Aim of the exercise -> Of all the lines in the material below, how many include the string "Setpoint"? Give the number only.
+++
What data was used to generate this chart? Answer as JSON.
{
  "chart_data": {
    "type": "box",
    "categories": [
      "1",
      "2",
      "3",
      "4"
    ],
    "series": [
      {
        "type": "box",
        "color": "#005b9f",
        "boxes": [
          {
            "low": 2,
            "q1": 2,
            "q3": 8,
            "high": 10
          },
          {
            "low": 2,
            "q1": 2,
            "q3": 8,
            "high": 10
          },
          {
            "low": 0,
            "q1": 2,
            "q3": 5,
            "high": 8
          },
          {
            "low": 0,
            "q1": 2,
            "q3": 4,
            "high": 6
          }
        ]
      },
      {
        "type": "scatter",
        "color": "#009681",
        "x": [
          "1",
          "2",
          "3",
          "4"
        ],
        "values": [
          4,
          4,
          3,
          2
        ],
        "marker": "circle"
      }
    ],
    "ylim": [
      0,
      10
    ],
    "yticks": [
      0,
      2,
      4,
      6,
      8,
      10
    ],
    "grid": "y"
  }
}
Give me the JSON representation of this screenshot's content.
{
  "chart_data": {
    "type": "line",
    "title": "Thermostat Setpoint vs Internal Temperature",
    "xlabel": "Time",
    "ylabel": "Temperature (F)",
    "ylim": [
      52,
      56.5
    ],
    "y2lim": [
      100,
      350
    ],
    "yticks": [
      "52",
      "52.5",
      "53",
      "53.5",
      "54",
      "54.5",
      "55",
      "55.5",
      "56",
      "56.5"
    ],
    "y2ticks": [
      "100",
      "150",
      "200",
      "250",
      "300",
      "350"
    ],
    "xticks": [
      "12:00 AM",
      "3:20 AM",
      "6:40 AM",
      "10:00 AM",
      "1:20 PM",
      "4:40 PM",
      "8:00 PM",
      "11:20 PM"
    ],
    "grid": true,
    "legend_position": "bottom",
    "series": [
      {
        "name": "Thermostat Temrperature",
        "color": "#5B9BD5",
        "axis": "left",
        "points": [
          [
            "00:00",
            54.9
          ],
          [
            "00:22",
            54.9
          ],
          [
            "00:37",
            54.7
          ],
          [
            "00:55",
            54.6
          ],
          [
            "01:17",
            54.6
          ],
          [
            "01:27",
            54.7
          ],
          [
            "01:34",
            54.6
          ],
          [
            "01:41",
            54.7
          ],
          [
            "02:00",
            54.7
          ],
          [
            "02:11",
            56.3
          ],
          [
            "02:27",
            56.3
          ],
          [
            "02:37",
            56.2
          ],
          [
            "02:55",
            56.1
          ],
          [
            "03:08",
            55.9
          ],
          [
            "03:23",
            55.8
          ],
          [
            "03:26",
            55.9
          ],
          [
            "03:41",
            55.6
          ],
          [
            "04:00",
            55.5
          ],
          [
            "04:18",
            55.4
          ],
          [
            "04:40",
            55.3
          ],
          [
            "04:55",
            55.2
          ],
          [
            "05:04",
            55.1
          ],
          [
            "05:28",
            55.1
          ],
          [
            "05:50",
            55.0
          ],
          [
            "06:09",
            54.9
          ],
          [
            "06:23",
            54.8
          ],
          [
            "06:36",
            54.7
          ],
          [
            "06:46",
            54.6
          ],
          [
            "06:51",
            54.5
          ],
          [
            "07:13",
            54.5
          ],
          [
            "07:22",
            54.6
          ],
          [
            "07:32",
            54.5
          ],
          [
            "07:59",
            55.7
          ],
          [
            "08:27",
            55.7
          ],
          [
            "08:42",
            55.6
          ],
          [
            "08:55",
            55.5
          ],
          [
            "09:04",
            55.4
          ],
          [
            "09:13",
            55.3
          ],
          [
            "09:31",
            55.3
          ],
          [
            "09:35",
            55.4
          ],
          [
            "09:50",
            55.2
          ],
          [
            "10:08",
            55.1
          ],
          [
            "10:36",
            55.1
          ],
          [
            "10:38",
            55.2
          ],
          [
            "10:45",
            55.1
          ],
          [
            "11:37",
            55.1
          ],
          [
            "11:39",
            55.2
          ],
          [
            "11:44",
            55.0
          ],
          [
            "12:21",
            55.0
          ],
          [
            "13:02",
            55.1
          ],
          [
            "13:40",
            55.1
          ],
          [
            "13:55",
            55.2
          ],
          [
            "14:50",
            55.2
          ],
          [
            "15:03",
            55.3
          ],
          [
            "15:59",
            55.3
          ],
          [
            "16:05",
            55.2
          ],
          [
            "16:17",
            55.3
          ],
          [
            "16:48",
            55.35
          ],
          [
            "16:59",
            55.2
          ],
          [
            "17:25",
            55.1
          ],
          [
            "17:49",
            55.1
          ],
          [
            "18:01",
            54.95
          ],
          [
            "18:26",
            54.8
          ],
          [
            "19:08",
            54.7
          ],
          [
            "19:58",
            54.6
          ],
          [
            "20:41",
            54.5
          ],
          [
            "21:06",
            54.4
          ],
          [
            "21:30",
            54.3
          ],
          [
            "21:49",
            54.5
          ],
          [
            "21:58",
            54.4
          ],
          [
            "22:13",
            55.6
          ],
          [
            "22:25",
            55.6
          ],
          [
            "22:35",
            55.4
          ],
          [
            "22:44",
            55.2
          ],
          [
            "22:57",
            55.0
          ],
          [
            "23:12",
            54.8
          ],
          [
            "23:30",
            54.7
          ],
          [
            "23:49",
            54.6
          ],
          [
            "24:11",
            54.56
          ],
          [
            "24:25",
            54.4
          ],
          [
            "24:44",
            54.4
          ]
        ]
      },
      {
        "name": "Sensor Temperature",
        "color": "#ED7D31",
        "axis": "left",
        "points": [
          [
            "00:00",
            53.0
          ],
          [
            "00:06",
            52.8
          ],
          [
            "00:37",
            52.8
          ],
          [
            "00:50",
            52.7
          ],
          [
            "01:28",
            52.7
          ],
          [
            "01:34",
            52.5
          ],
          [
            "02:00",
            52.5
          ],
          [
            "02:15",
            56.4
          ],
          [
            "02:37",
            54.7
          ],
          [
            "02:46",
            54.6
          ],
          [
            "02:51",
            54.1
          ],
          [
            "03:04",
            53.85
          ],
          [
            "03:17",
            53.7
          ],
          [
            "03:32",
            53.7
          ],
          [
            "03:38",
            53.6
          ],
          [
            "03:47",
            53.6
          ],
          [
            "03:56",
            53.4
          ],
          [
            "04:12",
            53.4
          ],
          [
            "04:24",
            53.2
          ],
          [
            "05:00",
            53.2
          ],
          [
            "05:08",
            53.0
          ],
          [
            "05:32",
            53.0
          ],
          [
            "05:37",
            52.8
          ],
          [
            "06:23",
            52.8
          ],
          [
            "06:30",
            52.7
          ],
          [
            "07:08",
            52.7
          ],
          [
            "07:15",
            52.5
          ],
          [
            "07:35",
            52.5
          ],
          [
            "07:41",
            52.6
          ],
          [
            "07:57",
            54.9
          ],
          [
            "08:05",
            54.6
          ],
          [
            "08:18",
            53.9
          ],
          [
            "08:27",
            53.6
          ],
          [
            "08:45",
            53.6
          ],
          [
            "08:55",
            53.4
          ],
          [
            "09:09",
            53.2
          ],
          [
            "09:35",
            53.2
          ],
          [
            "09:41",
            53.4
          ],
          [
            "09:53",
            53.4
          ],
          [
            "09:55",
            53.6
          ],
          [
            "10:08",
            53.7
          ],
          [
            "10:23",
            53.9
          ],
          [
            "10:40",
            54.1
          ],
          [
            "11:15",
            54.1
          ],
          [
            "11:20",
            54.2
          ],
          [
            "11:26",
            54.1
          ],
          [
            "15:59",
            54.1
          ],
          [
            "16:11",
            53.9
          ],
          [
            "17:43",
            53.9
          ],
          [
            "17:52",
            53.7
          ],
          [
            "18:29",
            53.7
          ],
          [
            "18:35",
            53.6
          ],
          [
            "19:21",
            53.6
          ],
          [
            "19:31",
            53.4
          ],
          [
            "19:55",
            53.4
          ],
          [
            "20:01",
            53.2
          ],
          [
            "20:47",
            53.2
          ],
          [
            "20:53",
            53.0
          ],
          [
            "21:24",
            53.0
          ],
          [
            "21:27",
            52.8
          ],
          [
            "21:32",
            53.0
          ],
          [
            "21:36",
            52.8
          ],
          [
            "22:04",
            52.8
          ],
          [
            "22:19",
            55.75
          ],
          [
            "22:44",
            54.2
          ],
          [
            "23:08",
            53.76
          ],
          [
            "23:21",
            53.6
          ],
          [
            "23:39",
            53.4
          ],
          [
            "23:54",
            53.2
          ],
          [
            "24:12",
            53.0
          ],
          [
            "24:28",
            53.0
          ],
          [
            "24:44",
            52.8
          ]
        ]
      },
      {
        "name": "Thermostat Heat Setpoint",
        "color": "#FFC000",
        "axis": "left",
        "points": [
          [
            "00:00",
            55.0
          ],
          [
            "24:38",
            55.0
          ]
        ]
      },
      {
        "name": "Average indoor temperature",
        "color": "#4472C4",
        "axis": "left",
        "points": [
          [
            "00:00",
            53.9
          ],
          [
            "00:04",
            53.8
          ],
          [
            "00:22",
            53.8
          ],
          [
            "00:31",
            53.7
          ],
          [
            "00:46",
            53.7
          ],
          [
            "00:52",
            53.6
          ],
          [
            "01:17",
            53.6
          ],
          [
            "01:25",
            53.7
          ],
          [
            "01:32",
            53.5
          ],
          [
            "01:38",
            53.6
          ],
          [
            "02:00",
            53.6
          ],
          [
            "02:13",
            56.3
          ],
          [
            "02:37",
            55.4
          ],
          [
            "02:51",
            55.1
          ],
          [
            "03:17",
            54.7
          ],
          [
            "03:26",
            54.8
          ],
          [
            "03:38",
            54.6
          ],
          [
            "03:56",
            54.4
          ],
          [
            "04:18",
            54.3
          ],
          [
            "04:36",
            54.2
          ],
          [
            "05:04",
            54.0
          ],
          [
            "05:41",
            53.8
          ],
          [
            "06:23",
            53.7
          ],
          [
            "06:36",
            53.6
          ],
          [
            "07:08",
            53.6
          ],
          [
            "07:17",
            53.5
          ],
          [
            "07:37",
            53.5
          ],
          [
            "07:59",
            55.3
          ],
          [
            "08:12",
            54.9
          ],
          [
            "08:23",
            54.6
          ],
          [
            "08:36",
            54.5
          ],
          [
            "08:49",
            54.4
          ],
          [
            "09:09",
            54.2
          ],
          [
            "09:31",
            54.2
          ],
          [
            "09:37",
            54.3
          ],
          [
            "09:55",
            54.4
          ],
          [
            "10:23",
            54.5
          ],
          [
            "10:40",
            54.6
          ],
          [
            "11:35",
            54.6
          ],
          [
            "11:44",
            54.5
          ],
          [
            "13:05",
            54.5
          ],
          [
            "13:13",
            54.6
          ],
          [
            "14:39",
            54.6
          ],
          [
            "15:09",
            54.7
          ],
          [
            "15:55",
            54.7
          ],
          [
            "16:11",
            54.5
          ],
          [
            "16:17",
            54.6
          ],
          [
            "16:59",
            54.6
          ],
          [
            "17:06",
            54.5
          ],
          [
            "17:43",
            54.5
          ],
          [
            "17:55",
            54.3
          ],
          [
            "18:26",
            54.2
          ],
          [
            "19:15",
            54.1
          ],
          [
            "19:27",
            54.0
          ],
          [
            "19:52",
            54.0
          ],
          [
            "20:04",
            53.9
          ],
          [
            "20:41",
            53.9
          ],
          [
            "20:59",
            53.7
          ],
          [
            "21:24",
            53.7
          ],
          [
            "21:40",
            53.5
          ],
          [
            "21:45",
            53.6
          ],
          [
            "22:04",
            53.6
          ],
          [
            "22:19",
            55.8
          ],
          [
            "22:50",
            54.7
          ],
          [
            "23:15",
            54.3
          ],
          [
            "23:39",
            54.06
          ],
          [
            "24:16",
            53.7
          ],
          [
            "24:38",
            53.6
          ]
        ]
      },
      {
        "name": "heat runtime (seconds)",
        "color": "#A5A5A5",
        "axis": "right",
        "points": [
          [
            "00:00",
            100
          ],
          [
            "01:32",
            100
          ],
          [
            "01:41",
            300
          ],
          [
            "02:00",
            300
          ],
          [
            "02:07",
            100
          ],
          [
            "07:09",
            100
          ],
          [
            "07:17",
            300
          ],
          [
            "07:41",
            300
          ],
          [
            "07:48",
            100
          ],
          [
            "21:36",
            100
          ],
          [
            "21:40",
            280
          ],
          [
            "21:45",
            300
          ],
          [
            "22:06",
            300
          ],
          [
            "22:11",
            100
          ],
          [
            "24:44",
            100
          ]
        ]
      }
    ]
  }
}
+++
Finished task -> 2